PROMPT
Write out every entry exactly as given, but omit the pictures.

Stored records:
## Begin

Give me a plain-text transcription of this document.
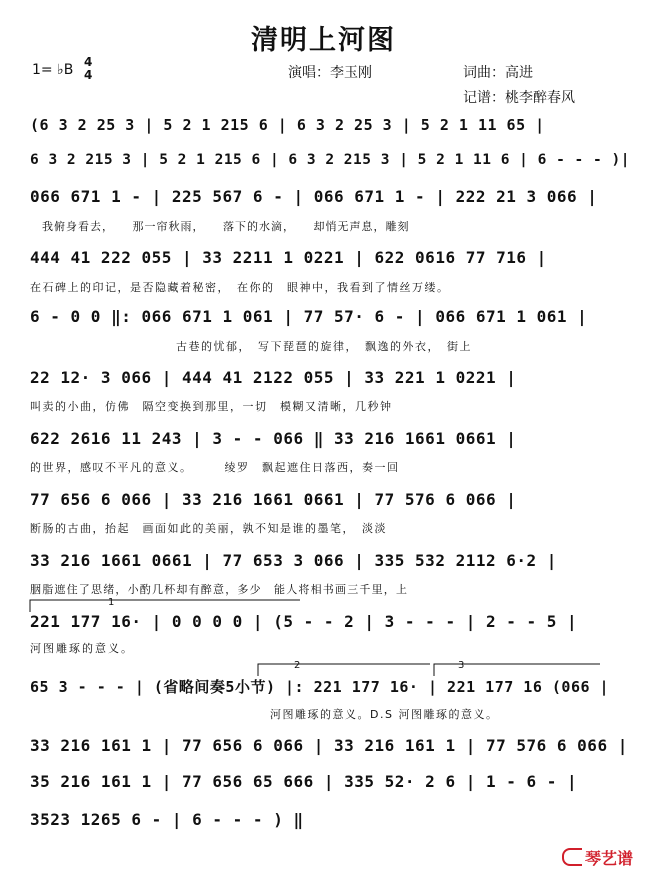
清明上河图
1= ♭B 4
4	演唱：李玉刚	词曲：高进
记谱：桃李醉春风
(6 3 2 25 3 | 5 2 1 215 6 | 6 3 2 25 3 | 5 2 1 11 65 |
6 3 2 215 3 | 5 2 1 215 6 | 6 3 2 215 3 | 5 2 1 11 6 | 6 - - - )|
066 671 1 - | 225 567 6 - | 066 671 1 - | 222 21 3 066 |
我俯身看去，　　那一帘秋雨，　　落下的水滴，　　却悄无声息，雕刻
444 41 222 055 | 33 2211 1 0221 | 622 0616 77 716 |
在石碑上的印记，是否隐藏着秘密，　在你的　眼神中，我看到了情丝万缕。
6 - 0 0 ‖: 066 671 1 061 | 77 57· 6 - | 066 671 1 061 |
古巷的忧郁，　写下琵琶的旋律，　飘逸的外衣，　街上
22 12· 3 066 | 444 41 2122 055 | 33 221 1 0221 |
叫卖的小曲，仿佛　隔空变换到那里，一切　模糊又清晰，几秒钟
622 2616 11 243 | 3 - - 066 ‖ 33 216 1661 0661 |
的世界，感叹不平凡的意义。　　　绫罗　飘起遮住日落西，奏一回
77 656 6 066 | 33 216 1661 0661 | 77 576 6 066 |
断肠的古曲，抬起　画面如此的美丽，孰不知是谁的墨笔，　淡淡
33 216 1661 0661 | 77 653 3 066 | 335 532 2112 6·2 |
胭脂遮住了思绪，小酌几杯却有醉意，多少　能人将相书画三千里，上
221 177 16· | 0 0 0 0 | (5 - - 2 | 3 - - - | 2 - - 5 |
河图雕琢的意义。
65 3 - - - | (省略间奏5小节) |: 221 177 16· | 221 177 16 (066 |
河图雕琢的意义。D.S 河图雕琢的意义。
33 216 161 1 | 77 656 6 066 | 33 216 161 1 | 77 576 6 066 |
35 216 161 1 | 77 656 65 666 | 335 52· 2 6 | 1 - 6 - |
3523 1265 6 - | 6 - - - ) ‖
1
2	3
琴艺谱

## End

WRITTEN REPLY
Give me a plain-text transcription of this document.
清明上河图
1= ♭B 4
4	演唱：李玉刚	词曲：高进
记谱：桃李醉春风
(6 3 2 25 3 | 5 2 1 215 6 | 6 3 2 25 3 | 5 2 1 11 65 |
6 3 2 215 3 | 5 2 1 215 6 | 6 3 2 215 3 | 5 2 1 11 6 | 6 - - - )|
066 671 1 - | 225 567 6 - | 066 671 1 - | 222 21 3 066 |
我俯身看去，　　那一帘秋雨，　　落下的水滴，　　却悄无声息，雕刻
444 41 222 055 | 33 2211 1 0221 | 622 0616 77 716 |
在石碑上的印记，是否隐藏着秘密，　在你的　眼神中，我看到了情丝万缕。
6 - 0 0 ‖: 066 671 1 061 | 77 57· 6 - | 066 671 1 061 |
古巷的忧郁，　写下琵琶的旋律，　飘逸的外衣，　街上
22 12· 3 066 | 444 41 2122 055 | 33 221 1 0221 |
叫卖的小曲，仿佛　隔空变换到那里，一切　模糊又清晰，几秒钟
622 2616 11 243 | 3 - - 066 ‖ 33 216 1661 0661 |
的世界，感叹不平凡的意义。　　　绫罗　飘起遮住日落西，奏一回
77 656 6 066 | 33 216 1661 0661 | 77 576 6 066 |
断肠的古曲，抬起　画面如此的美丽，孰不知是谁的墨笔，　淡淡
33 216 1661 0661 | 77 653 3 066 | 335 532 2112 6·2 |
胭脂遮住了思绪，小酌几杯却有醉意，多少　能人将相书画三千里，上
221 177 16· | 0 0 0 0 | (5 - - 2 | 3 - - - | 2 - - 5 |
河图雕琢的意义。
65 3 - - - | (省略间奏5小节) |: 221 177 16· | 221 177 16 (066 |
河图雕琢的意义。D.S 河图雕琢的意义。
33 216 161 1 | 77 656 6 066 | 33 216 161 1 | 77 576 6 066 |
35 216 161 1 | 77 656 65 666 | 335 52· 2 6 | 1 - 6 - |
3523 1265 6 - | 6 - - - ) ‖
1
2	3
琴艺谱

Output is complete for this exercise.